- Exercise directions
Go through the listing and copy every line word for word.

- Entries
--- start ---

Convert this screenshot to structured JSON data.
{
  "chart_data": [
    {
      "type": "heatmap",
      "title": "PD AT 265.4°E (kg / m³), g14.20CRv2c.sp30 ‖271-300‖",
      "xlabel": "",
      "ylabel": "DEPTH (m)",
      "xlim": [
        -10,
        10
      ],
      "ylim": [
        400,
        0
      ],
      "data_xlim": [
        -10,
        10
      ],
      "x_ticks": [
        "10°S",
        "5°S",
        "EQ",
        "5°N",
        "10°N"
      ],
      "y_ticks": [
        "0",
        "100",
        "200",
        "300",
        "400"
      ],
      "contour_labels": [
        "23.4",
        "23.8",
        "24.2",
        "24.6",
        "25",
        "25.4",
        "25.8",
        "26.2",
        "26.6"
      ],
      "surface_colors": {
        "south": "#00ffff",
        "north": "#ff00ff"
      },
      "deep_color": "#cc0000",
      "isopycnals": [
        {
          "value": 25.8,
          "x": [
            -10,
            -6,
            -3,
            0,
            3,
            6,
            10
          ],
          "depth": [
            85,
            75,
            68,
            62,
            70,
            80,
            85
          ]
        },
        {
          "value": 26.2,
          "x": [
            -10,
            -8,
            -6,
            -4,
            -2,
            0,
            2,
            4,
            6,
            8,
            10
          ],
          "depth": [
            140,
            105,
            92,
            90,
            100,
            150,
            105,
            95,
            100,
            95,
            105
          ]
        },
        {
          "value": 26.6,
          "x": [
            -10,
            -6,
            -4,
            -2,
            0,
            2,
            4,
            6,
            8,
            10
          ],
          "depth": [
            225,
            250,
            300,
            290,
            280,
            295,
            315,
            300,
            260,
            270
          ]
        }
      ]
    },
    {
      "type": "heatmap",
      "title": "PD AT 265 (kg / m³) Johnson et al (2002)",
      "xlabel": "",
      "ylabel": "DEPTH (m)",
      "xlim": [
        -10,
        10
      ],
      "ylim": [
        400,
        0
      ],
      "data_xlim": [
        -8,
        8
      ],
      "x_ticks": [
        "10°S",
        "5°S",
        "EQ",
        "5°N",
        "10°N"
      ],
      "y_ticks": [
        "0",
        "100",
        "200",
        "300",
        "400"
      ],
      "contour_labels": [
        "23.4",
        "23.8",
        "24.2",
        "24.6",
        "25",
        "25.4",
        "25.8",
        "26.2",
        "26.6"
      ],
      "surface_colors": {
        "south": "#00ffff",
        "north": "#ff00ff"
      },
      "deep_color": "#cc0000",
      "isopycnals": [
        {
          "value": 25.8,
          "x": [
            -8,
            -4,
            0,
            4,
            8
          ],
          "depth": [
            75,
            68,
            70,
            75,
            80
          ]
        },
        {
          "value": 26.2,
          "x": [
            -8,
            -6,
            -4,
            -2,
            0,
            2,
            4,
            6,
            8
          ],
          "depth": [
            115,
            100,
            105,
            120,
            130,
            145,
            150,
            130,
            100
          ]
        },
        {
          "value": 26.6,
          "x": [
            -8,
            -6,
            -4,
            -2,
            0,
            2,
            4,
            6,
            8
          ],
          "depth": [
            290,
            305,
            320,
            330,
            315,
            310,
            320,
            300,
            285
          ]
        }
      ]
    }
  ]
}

--- end ---

- Response below
Convert this screenshot to structured JSON data.
{
  "chart_data": [
    {
      "type": "heatmap",
      "title": "PD AT 265.4°E (kg / m³), g14.20CRv2c.sp30 ‖271-300‖",
      "xlabel": "",
      "ylabel": "DEPTH (m)",
      "xlim": [
        -10,
        10
      ],
      "ylim": [
        400,
        0
      ],
      "data_xlim": [
        -10,
        10
      ],
      "x_ticks": [
        "10°S",
        "5°S",
        "EQ",
        "5°N",
        "10°N"
      ],
      "y_ticks": [
        "0",
        "100",
        "200",
        "300",
        "400"
      ],
      "contour_labels": [
        "23.4",
        "23.8",
        "24.2",
        "24.6",
        "25",
        "25.4",
        "25.8",
        "26.2",
        "26.6"
      ],
      "surface_colors": {
        "south": "#00ffff",
        "north": "#ff00ff"
      },
      "deep_color": "#cc0000",
      "isopycnals": [
        {
          "value": 25.8,
          "x": [
            -10,
            -6,
            -3,
            0,
            3,
            6,
            10
          ],
          "depth": [
            85,
            75,
            68,
            62,
            70,
            80,
            85
          ]
        },
        {
          "value": 26.2,
          "x": [
            -10,
            -8,
            -6,
            -4,
            -2,
            0,
            2,
            4,
            6,
            8,
            10
          ],
          "depth": [
            140,
            105,
            92,
            90,
            100,
            150,
            105,
            95,
            100,
            95,
            105
          ]
        },
        {
          "value": 26.6,
          "x": [
            -10,
            -6,
            -4,
            -2,
            0,
            2,
            4,
            6,
            8,
            10
          ],
          "depth": [
            225,
            250,
            300,
            290,
            280,
            295,
            315,
            300,
            260,
            270
          ]
        }
      ]
    },
    {
      "type": "heatmap",
      "title": "PD AT 265 (kg / m³) Johnson et al (2002)",
      "xlabel": "",
      "ylabel": "DEPTH (m)",
      "xlim": [
        -10,
        10
      ],
      "ylim": [
        400,
        0
      ],
      "data_xlim": [
        -8,
        8
      ],
      "x_ticks": [
        "10°S",
        "5°S",
        "EQ",
        "5°N",
        "10°N"
      ],
      "y_ticks": [
        "0",
        "100",
        "200",
        "300",
        "400"
      ],
      "contour_labels": [
        "23.4",
        "23.8",
        "24.2",
        "24.6",
        "25",
        "25.4",
        "25.8",
        "26.2",
        "26.6"
      ],
      "surface_colors": {
        "south": "#00ffff",
        "north": "#ff00ff"
      },
      "deep_color": "#cc0000",
      "isopycnals": [
        {
          "value": 25.8,
          "x": [
            -8,
            -4,
            0,
            4,
            8
          ],
          "depth": [
            75,
            68,
            70,
            75,
            80
          ]
        },
        {
          "value": 26.2,
          "x": [
            -8,
            -6,
            -4,
            -2,
            0,
            2,
            4,
            6,
            8
          ],
          "depth": [
            115,
            100,
            105,
            120,
            130,
            145,
            150,
            130,
            100
          ]
        },
        {
          "value": 26.6,
          "x": [
            -8,
            -6,
            -4,
            -2,
            0,
            2,
            4,
            6,
            8
          ],
          "depth": [
            290,
            305,
            320,
            330,
            315,
            310,
            320,
            300,
            285
          ]
        }
      ]
    }
  ]
}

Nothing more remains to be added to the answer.